| Records supplied |
● ● ● ● ●

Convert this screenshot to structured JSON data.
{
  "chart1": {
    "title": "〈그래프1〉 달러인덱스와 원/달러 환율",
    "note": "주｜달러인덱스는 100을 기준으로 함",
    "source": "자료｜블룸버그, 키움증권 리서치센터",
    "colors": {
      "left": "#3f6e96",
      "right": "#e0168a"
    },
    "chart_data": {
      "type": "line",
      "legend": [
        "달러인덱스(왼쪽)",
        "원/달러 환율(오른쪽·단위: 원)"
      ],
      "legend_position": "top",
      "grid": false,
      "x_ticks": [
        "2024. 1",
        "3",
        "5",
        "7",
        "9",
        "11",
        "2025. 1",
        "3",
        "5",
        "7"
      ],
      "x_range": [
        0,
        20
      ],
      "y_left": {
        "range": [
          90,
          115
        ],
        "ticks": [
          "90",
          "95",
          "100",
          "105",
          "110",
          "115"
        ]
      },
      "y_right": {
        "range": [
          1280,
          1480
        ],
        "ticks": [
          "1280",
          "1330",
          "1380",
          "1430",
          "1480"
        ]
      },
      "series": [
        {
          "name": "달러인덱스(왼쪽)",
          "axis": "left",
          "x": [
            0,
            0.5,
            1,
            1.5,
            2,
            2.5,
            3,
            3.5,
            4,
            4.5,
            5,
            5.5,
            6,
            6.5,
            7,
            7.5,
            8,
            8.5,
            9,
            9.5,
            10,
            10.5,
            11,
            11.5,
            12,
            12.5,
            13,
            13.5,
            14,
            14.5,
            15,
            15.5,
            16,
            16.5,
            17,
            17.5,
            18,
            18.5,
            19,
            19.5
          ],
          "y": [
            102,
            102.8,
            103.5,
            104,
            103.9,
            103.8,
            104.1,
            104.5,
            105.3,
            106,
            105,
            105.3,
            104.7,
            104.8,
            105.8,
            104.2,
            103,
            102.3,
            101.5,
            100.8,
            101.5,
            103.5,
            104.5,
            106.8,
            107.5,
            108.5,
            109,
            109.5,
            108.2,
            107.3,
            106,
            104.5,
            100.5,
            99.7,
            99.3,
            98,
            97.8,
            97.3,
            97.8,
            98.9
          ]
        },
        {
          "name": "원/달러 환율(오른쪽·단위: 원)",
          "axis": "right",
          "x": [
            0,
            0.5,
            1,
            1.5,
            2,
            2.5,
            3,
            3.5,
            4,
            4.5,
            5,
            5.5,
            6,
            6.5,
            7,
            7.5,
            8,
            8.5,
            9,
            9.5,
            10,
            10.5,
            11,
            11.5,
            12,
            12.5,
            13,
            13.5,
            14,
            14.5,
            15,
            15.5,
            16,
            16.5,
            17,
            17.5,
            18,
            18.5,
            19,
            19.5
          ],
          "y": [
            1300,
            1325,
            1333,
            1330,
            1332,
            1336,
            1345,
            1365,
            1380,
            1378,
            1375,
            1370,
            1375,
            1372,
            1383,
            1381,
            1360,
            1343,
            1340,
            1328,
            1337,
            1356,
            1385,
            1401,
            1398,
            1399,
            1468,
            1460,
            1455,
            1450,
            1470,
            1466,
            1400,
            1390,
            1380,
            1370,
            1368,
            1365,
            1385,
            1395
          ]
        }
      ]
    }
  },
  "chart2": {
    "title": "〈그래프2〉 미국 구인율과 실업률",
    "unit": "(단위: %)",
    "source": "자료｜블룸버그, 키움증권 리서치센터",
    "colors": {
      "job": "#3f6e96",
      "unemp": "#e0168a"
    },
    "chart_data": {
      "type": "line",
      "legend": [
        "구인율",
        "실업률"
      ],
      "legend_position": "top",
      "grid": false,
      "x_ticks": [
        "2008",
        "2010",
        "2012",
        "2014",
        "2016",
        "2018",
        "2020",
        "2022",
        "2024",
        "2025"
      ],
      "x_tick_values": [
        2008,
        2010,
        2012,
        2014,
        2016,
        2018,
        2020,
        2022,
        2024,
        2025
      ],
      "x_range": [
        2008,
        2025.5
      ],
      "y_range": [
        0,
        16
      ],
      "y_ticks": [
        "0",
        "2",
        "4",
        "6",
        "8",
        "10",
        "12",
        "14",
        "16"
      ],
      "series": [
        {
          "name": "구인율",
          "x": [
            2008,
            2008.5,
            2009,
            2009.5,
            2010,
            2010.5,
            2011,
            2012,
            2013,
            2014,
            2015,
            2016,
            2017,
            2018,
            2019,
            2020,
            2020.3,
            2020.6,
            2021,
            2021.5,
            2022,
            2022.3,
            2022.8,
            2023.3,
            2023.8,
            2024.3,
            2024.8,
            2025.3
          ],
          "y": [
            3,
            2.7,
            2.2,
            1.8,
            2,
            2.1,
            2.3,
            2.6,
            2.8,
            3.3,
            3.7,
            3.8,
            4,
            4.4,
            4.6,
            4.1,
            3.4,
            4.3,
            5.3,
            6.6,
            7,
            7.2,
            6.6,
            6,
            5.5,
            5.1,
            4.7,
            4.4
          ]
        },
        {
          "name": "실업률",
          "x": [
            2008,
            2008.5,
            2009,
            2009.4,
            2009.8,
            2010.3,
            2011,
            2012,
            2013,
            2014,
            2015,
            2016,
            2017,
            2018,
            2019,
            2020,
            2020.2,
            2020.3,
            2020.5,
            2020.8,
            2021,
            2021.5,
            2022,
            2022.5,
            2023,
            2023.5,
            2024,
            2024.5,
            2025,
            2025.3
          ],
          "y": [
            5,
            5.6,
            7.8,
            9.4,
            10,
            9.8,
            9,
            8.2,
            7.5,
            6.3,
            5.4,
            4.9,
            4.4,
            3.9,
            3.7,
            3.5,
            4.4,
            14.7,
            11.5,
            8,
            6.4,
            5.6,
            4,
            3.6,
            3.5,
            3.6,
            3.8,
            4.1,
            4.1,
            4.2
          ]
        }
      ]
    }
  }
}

● ● ● ● ●

| Task to carry out |
Set down the entries above again, word for word.

| Written answer |
Convert this screenshot to structured JSON data.
{
  "chart1": {
    "title": "〈그래프1〉 달러인덱스와 원/달러 환율",
    "note": "주｜달러인덱스는 100을 기준으로 함",
    "source": "자료｜블룸버그, 키움증권 리서치센터",
    "colors": {
      "left": "#3f6e96",
      "right": "#e0168a"
    },
    "chart_data": {
      "type": "line",
      "legend": [
        "달러인덱스(왼쪽)",
        "원/달러 환율(오른쪽·단위: 원)"
      ],
      "legend_position": "top",
      "grid": false,
      "x_ticks": [
        "2024. 1",
        "3",
        "5",
        "7",
        "9",
        "11",
        "2025. 1",
        "3",
        "5",
        "7"
      ],
      "x_range": [
        0,
        20
      ],
      "y_left": {
        "range": [
          90,
          115
        ],
        "ticks": [
          "90",
          "95",
          "100",
          "105",
          "110",
          "115"
        ]
      },
      "y_right": {
        "range": [
          1280,
          1480
        ],
        "ticks": [
          "1280",
          "1330",
          "1380",
          "1430",
          "1480"
        ]
      },
      "series": [
        {
          "name": "달러인덱스(왼쪽)",
          "axis": "left",
          "x": [
            0,
            0.5,
            1,
            1.5,
            2,
            2.5,
            3,
            3.5,
            4,
            4.5,
            5,
            5.5,
            6,
            6.5,
            7,
            7.5,
            8,
            8.5,
            9,
            9.5,
            10,
            10.5,
            11,
            11.5,
            12,
            12.5,
            13,
            13.5,
            14,
            14.5,
            15,
            15.5,
            16,
            16.5,
            17,
            17.5,
            18,
            18.5,
            19,
            19.5
          ],
          "y": [
            102,
            102.8,
            103.5,
            104,
            103.9,
            103.8,
            104.1,
            104.5,
            105.3,
            106,
            105,
            105.3,
            104.7,
            104.8,
            105.8,
            104.2,
            103,
            102.3,
            101.5,
            100.8,
            101.5,
            103.5,
            104.5,
            106.8,
            107.5,
            108.5,
            109,
            109.5,
            108.2,
            107.3,
            106,
            104.5,
            100.5,
            99.7,
            99.3,
            98,
            97.8,
            97.3,
            97.8,
            98.9
          ]
        },
        {
          "name": "원/달러 환율(오른쪽·단위: 원)",
          "axis": "right",
          "x": [
            0,
            0.5,
            1,
            1.5,
            2,
            2.5,
            3,
            3.5,
            4,
            4.5,
            5,
            5.5,
            6,
            6.5,
            7,
            7.5,
            8,
            8.5,
            9,
            9.5,
            10,
            10.5,
            11,
            11.5,
            12,
            12.5,
            13,
            13.5,
            14,
            14.5,
            15,
            15.5,
            16,
            16.5,
            17,
            17.5,
            18,
            18.5,
            19,
            19.5
          ],
          "y": [
            1300,
            1325,
            1333,
            1330,
            1332,
            1336,
            1345,
            1365,
            1380,
            1378,
            1375,
            1370,
            1375,
            1372,
            1383,
            1381,
            1360,
            1343,
            1340,
            1328,
            1337,
            1356,
            1385,
            1401,
            1398,
            1399,
            1468,
            1460,
            1455,
            1450,
            1470,
            1466,
            1400,
            1390,
            1380,
            1370,
            1368,
            1365,
            1385,
            1395
          ]
        }
      ]
    }
  },
  "chart2": {
    "title": "〈그래프2〉 미국 구인율과 실업률",
    "unit": "(단위: %)",
    "source": "자료｜블룸버그, 키움증권 리서치센터",
    "colors": {
      "job": "#3f6e96",
      "unemp": "#e0168a"
    },
    "chart_data": {
      "type": "line",
      "legend": [
        "구인율",
        "실업률"
      ],
      "legend_position": "top",
      "grid": false,
      "x_ticks": [
        "2008",
        "2010",
        "2012",
        "2014",
        "2016",
        "2018",
        "2020",
        "2022",
        "2024",
        "2025"
      ],
      "x_tick_values": [
        2008,
        2010,
        2012,
        2014,
        2016,
        2018,
        2020,
        2022,
        2024,
        2025
      ],
      "x_range": [
        2008,
        2025.5
      ],
      "y_range": [
        0,
        16
      ],
      "y_ticks": [
        "0",
        "2",
        "4",
        "6",
        "8",
        "10",
        "12",
        "14",
        "16"
      ],
      "series": [
        {
          "name": "구인율",
          "x": [
            2008,
            2008.5,
            2009,
            2009.5,
            2010,
            2010.5,
            2011,
            2012,
            2013,
            2014,
            2015,
            2016,
            2017,
            2018,
            2019,
            2020,
            2020.3,
            2020.6,
            2021,
            2021.5,
            2022,
            2022.3,
            2022.8,
            2023.3,
            2023.8,
            2024.3,
            2024.8,
            2025.3
          ],
          "y": [
            3,
            2.7,
            2.2,
            1.8,
            2,
            2.1,
            2.3,
            2.6,
            2.8,
            3.3,
            3.7,
            3.8,
            4,
            4.4,
            4.6,
            4.1,
            3.4,
            4.3,
            5.3,
            6.6,
            7,
            7.2,
            6.6,
            6,
            5.5,
            5.1,
            4.7,
            4.4
          ]
        },
        {
          "name": "실업률",
          "x": [
            2008,
            2008.5,
            2009,
            2009.4,
            2009.8,
            2010.3,
            2011,
            2012,
            2013,
            2014,
            2015,
            2016,
            2017,
            2018,
            2019,
            2020,
            2020.2,
            2020.3,
            2020.5,
            2020.8,
            2021,
            2021.5,
            2022,
            2022.5,
            2023,
            2023.5,
            2024,
            2024.5,
            2025,
            2025.3
          ],
          "y": [
            5,
            5.6,
            7.8,
            9.4,
            10,
            9.8,
            9,
            8.2,
            7.5,
            6.3,
            5.4,
            4.9,
            4.4,
            3.9,
            3.7,
            3.5,
            4.4,
            14.7,
            11.5,
            8,
            6.4,
            5.6,
            4,
            3.6,
            3.5,
            3.6,
            3.8,
            4.1,
            4.1,
            4.2
          ]
        }
      ]
    }
  }
}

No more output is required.